* Begin Excerpted data *

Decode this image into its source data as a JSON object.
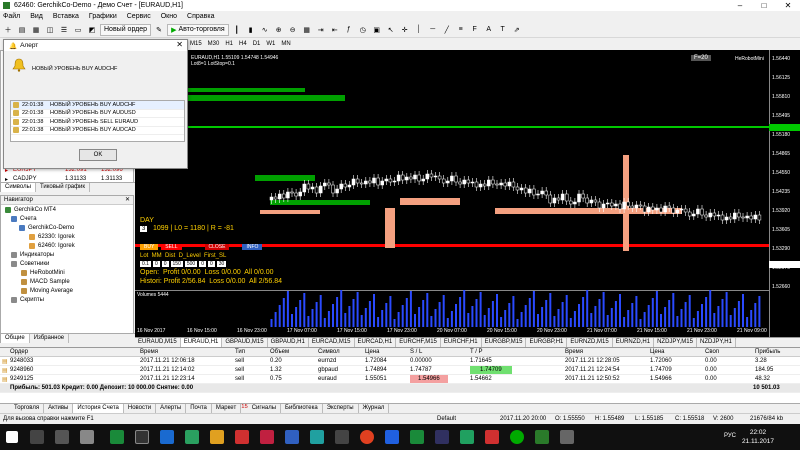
{
  "title": "62460: GerchikCo-Demo - Демо Счет - [EURAUD,H1]",
  "menu": [
    "Файл",
    "Вид",
    "Вставка",
    "Графики",
    "Сервис",
    "Окно",
    "Справка"
  ],
  "toolbar": {
    "new_order": "Новый ордер",
    "auto_trading": "Авто-торговля"
  },
  "timeframes": [
    "M15",
    "M30",
    "H1",
    "H4",
    "D1",
    "W1",
    "MN"
  ],
  "alert": {
    "title": "Алерт",
    "message": "НОВЫЙ УРОВЕНЬ BUY AUDCHF",
    "ok": "OK",
    "rows": [
      {
        "time": "22:01:38",
        "text": "НОВЫЙ УРОВЕНЬ BUY AUDCHF"
      },
      {
        "time": "22:01:38",
        "text": "НОВЫЙ УРОВЕНЬ BUY AUDUSD"
      },
      {
        "time": "22:01:38",
        "text": "НОВЫЙ УРОВЕНЬ SELL EURAUD"
      },
      {
        "time": "22:01:38",
        "text": "НОВЫЙ УРОВЕНЬ BUY AUDCAD"
      }
    ]
  },
  "market": {
    "rows": [
      {
        "sym": "EURJPY",
        "bid": "132.091",
        "ask": "132.096"
      },
      {
        "sym": "CADJPY",
        "bid": "1.31133",
        "ask": "1.31133"
      }
    ],
    "tabs": [
      "Символы",
      "Тиковый график"
    ]
  },
  "nav": {
    "title": "Навигатор",
    "items": [
      "GerchikCo MT4",
      "Счета",
      "GerchikCo-Demo",
      "62330: Igorek",
      "62460: Igorek",
      "Индикаторы",
      "Советники",
      "HeRobotMini",
      "MACD Sample",
      "Moving Average",
      "Скрипты"
    ],
    "tabs": [
      "Общие",
      "Избранное"
    ]
  },
  "chart": {
    "header": "EURAUD,H1 1.55109 1.54748 1.54946",
    "info2": "Lot8=1 LotStop=0.1",
    "corner": "F=20",
    "ea": "HeRobotMini",
    "day_label": "DAY",
    "stats": "1099 | L0 = 1180 | R = -81",
    "day_num": "3",
    "buttons": [
      "BUY",
      "SELL",
      "CLOSE",
      "INFO"
    ],
    "inputs_labels": "Lot  MM  Dist  D_Level  First_SL",
    "inputs": [
      "0.1",
      "0",
      "0",
      "150",
      "500",
      "0",
      "0",
      "30"
    ],
    "open_line": "Open:  Profit 0/0.00  Loss 0/0.00  All 0/0.00",
    "hist_line": "Histori: Profit 2/56.84  Loss 0/0.00  All 2/56.84",
    "volumes": "Volumes 5444",
    "prices": [
      "1.56440",
      "1.56125",
      "1.55810",
      "1.55495",
      "1.55180",
      "1.54865",
      "1.54550",
      "1.54235",
      "1.53920",
      "1.53605",
      "1.53290",
      "1.52975",
      "1.52660"
    ],
    "price_labels": [
      "1.56440",
      "1.56125",
      "1.55810",
      "1.55495",
      "1.55180",
      "1.54865",
      "1.54550",
      "1.54235",
      "1.53920",
      "1.53605",
      "1.53290",
      "1.52975",
      "1.52660"
    ],
    "times": [
      "16 Nov 2017",
      "16 Nov 15:00",
      "16 Nov 23:00",
      "17 Nov 07:00",
      "17 Nov 15:00",
      "17 Nov 23:00",
      "20 Nov 07:00",
      "20 Nov 15:00",
      "20 Nov 23:00",
      "21 Nov 07:00",
      "21 Nov 15:00",
      "21 Nov 23:00",
      "21 Nov 09:00"
    ]
  },
  "chart_tabs": [
    "EURAUD,M15",
    "EURAUD,H1",
    "GBPAUD,M15",
    "GBPAUD,H1",
    "EURCAD,M15",
    "EURCAD,H1",
    "EURCHF,M15",
    "EURCHF,H1",
    "EURGBP,M15",
    "EURGBP,H1",
    "EURNZD,M15",
    "EURNZD,H1",
    "NZDJPY,M15",
    "NZDJPY,H1"
  ],
  "terminal": {
    "headers": [
      "Ордер",
      "Время",
      "Тип",
      "Объем",
      "Символ",
      "Цена",
      "S / L",
      "T / P",
      "Время",
      "Цена",
      "Своп",
      "Прибыль"
    ],
    "rows": [
      [
        "9248033",
        "2017.11.21 12:06:18",
        "sell",
        "0.20",
        "eurnzd",
        "1.72084",
        "0.00000",
        "1.71645",
        "2017.11.21 12:28:05",
        "1.72060",
        "0.00",
        "3.28"
      ],
      [
        "9248960",
        "2017.11.21 12:14:02",
        "sell",
        "1.32",
        "gbpaud",
        "1.74894",
        "1.74787",
        "1.74709",
        "2017.11.21 12:24:54",
        "1.74709",
        "0.00",
        "184.95"
      ],
      [
        "9249125",
        "2017.11.21 12:23:14",
        "sell",
        "0.75",
        "euraud",
        "1.55051",
        "1.54966",
        "1.54662",
        "2017.11.21 12:50:52",
        "1.54966",
        "0.00",
        "48.32"
      ]
    ],
    "summary": "Прибыль: 501.03  Кредит: 0.00  Депозит: 10 000.00  Снятие: 0.00",
    "total": "10 501.03",
    "tabs": [
      "Торговля",
      "Активы",
      "История Счета",
      "Новости",
      "Алерты",
      "Почта",
      "Маркет",
      "Сигналы",
      "Библиотека",
      "Эксперты",
      "Журнал"
    ],
    "market_badge": "15"
  },
  "status": {
    "help": "Для вызова справки нажмите F1",
    "profile": "Default",
    "dt": "2017.11.20 20:00",
    "o": "O: 1.55550",
    "h": "H: 1.55489",
    "l": "L: 1.55185",
    "c": "C: 1.55518",
    "v": "V: 2600",
    "traffic": "21676/84 kb"
  },
  "clock": {
    "time": "22:02",
    "date": "21.11.2017"
  },
  "lang": "РУС",
  "colors": {
    "bull": "#00a000",
    "bear": "#f4a080",
    "green_line": "#00c800",
    "red_line": "#ff0000"
  }
}
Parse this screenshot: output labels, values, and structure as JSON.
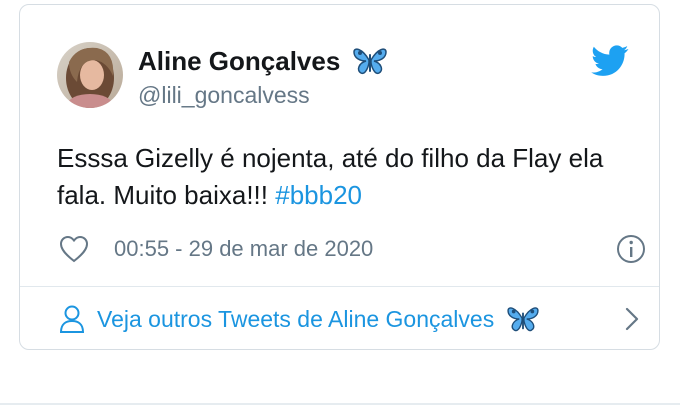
{
  "tweet": {
    "display_name": "Aline Gonçalves",
    "handle": "@lili_goncalvess",
    "text_part1": "Esssa Gizelly é nojenta, até do filho da Flay ela fala. Muito baixa!!! ",
    "hashtag": "#bbb20",
    "timestamp": "00:55 - 29 de mar de 2020",
    "footer_link": "Veja outros Tweets de Aline Gonçalves"
  },
  "icons": {
    "verified_emoji": "butterfly-icon",
    "logo": "twitter-bird-icon",
    "like": "heart-icon",
    "info": "info-icon",
    "profile": "person-icon",
    "chevron": "chevron-right-icon"
  },
  "colors": {
    "link": "#1b95e0",
    "text": "#14171a",
    "muted": "#657786",
    "border": "#d6dde3",
    "twitter_blue": "#1da1f2"
  }
}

* End Excerpted data *

Set the data above down again exactly as given, with no pictures.

→ Exercise response
Decode this image into its source data as a JSON object.
{
  "title": "62460: GerchikCo-Demo - Демо Счет - [EURAUD,H1]",
  "menu": [
    "Файл",
    "Вид",
    "Вставка",
    "Графики",
    "Сервис",
    "Окно",
    "Справка"
  ],
  "toolbar": {
    "new_order": "Новый ордер",
    "auto_trading": "Авто-торговля"
  },
  "timeframes": [
    "M15",
    "M30",
    "H1",
    "H4",
    "D1",
    "W1",
    "MN"
  ],
  "alert": {
    "title": "Алерт",
    "message": "НОВЫЙ УРОВЕНЬ BUY AUDCHF",
    "ok": "OK",
    "rows": [
      {
        "time": "22:01:38",
        "text": "НОВЫЙ УРОВЕНЬ BUY AUDCHF"
      },
      {
        "time": "22:01:38",
        "text": "НОВЫЙ УРОВЕНЬ BUY AUDUSD"
      },
      {
        "time": "22:01:38",
        "text": "НОВЫЙ УРОВЕНЬ SELL EURAUD"
      },
      {
        "time": "22:01:38",
        "text": "НОВЫЙ УРОВЕНЬ BUY AUDCAD"
      }
    ]
  },
  "market": {
    "rows": [
      {
        "sym": "EURJPY",
        "bid": "132.091",
        "ask": "132.096"
      },
      {
        "sym": "CADJPY",
        "bid": "1.31133",
        "ask": "1.31133"
      }
    ],
    "tabs": [
      "Символы",
      "Тиковый график"
    ]
  },
  "nav": {
    "title": "Навигатор",
    "items": [
      "GerchikCo MT4",
      "Счета",
      "GerchikCo-Demo",
      "62330: Igorek",
      "62460: Igorek",
      "Индикаторы",
      "Советники",
      "HeRobotMini",
      "MACD Sample",
      "Moving Average",
      "Скрипты"
    ],
    "tabs": [
      "Общие",
      "Избранное"
    ]
  },
  "chart": {
    "header": "EURAUD,H1 1.55109 1.54748 1.54946",
    "info2": "Lot8=1 LotStop=0.1",
    "corner": "F=20",
    "ea": "HeRobotMini",
    "day_label": "DAY",
    "stats": "1099 | L0 = 1180 | R = -81",
    "day_num": "3",
    "buttons": [
      "BUY",
      "SELL",
      "CLOSE",
      "INFO"
    ],
    "inputs_labels": "Lot  MM  Dist  D_Level  First_SL",
    "inputs": [
      "0.1",
      "0",
      "0",
      "150",
      "500",
      "0",
      "0",
      "30"
    ],
    "open_line": "Open:  Profit 0/0.00  Loss 0/0.00  All 0/0.00",
    "hist_line": "Histori: Profit 2/56.84  Loss 0/0.00  All 2/56.84",
    "volumes": "Volumes 5444",
    "prices": [
      "1.56440",
      "1.56125",
      "1.55810",
      "1.55495",
      "1.55180",
      "1.54865",
      "1.54550",
      "1.54235",
      "1.53920",
      "1.53605",
      "1.53290",
      "1.52975",
      "1.52660"
    ],
    "price_labels": [
      "1.56440",
      "1.56125",
      "1.55810",
      "1.55495",
      "1.55180",
      "1.54865",
      "1.54550",
      "1.54235",
      "1.53920",
      "1.53605",
      "1.53290",
      "1.52975",
      "1.52660"
    ],
    "times": [
      "16 Nov 2017",
      "16 Nov 15:00",
      "16 Nov 23:00",
      "17 Nov 07:00",
      "17 Nov 15:00",
      "17 Nov 23:00",
      "20 Nov 07:00",
      "20 Nov 15:00",
      "20 Nov 23:00",
      "21 Nov 07:00",
      "21 Nov 15:00",
      "21 Nov 23:00",
      "21 Nov 09:00"
    ]
  },
  "chart_tabs": [
    "EURAUD,M15",
    "EURAUD,H1",
    "GBPAUD,M15",
    "GBPAUD,H1",
    "EURCAD,M15",
    "EURCAD,H1",
    "EURCHF,M15",
    "EURCHF,H1",
    "EURGBP,M15",
    "EURGBP,H1",
    "EURNZD,M15",
    "EURNZD,H1",
    "NZDJPY,M15",
    "NZDJPY,H1"
  ],
  "terminal": {
    "headers": [
      "Ордер",
      "Время",
      "Тип",
      "Объем",
      "Символ",
      "Цена",
      "S / L",
      "T / P",
      "Время",
      "Цена",
      "Своп",
      "Прибыль"
    ],
    "rows": [
      [
        "9248033",
        "2017.11.21 12:06:18",
        "sell",
        "0.20",
        "eurnzd",
        "1.72084",
        "0.00000",
        "1.71645",
        "2017.11.21 12:28:05",
        "1.72060",
        "0.00",
        "3.28"
      ],
      [
        "9248960",
        "2017.11.21 12:14:02",
        "sell",
        "1.32",
        "gbpaud",
        "1.74894",
        "1.74787",
        "1.74709",
        "2017.11.21 12:24:54",
        "1.74709",
        "0.00",
        "184.95"
      ],
      [
        "9249125",
        "2017.11.21 12:23:14",
        "sell",
        "0.75",
        "euraud",
        "1.55051",
        "1.54966",
        "1.54662",
        "2017.11.21 12:50:52",
        "1.54966",
        "0.00",
        "48.32"
      ]
    ],
    "summary": "Прибыль: 501.03  Кредит: 0.00  Депозит: 10 000.00  Снятие: 0.00",
    "total": "10 501.03",
    "tabs": [
      "Торговля",
      "Активы",
      "История Счета",
      "Новости",
      "Алерты",
      "Почта",
      "Маркет",
      "Сигналы",
      "Библиотека",
      "Эксперты",
      "Журнал"
    ],
    "market_badge": "15"
  },
  "status": {
    "help": "Для вызова справки нажмите F1",
    "profile": "Default",
    "dt": "2017.11.20 20:00",
    "o": "O: 1.55550",
    "h": "H: 1.55489",
    "l": "L: 1.55185",
    "c": "C: 1.55518",
    "v": "V: 2600",
    "traffic": "21676/84 kb"
  },
  "clock": {
    "time": "22:02",
    "date": "21.11.2017"
  },
  "lang": "РУС",
  "colors": {
    "bull": "#00a000",
    "bear": "#f4a080",
    "green_line": "#00c800",
    "red_line": "#ff0000"
  }
}
Parse this screenshot: output labels, values, and structure as JSON.
{
  "tweet": {
    "display_name": "Aline Gonçalves",
    "handle": "@lili_goncalvess",
    "text_part1": "Esssa Gizelly é nojenta, até do filho da Flay ela fala. Muito baixa!!! ",
    "hashtag": "#bbb20",
    "timestamp": "00:55 - 29 de mar de 2020",
    "footer_link": "Veja outros Tweets de Aline Gonçalves"
  },
  "icons": {
    "verified_emoji": "butterfly-icon",
    "logo": "twitter-bird-icon",
    "like": "heart-icon",
    "info": "info-icon",
    "profile": "person-icon",
    "chevron": "chevron-right-icon"
  },
  "colors": {
    "link": "#1b95e0",
    "text": "#14171a",
    "muted": "#657786",
    "border": "#d6dde3",
    "twitter_blue": "#1da1f2"
  }
}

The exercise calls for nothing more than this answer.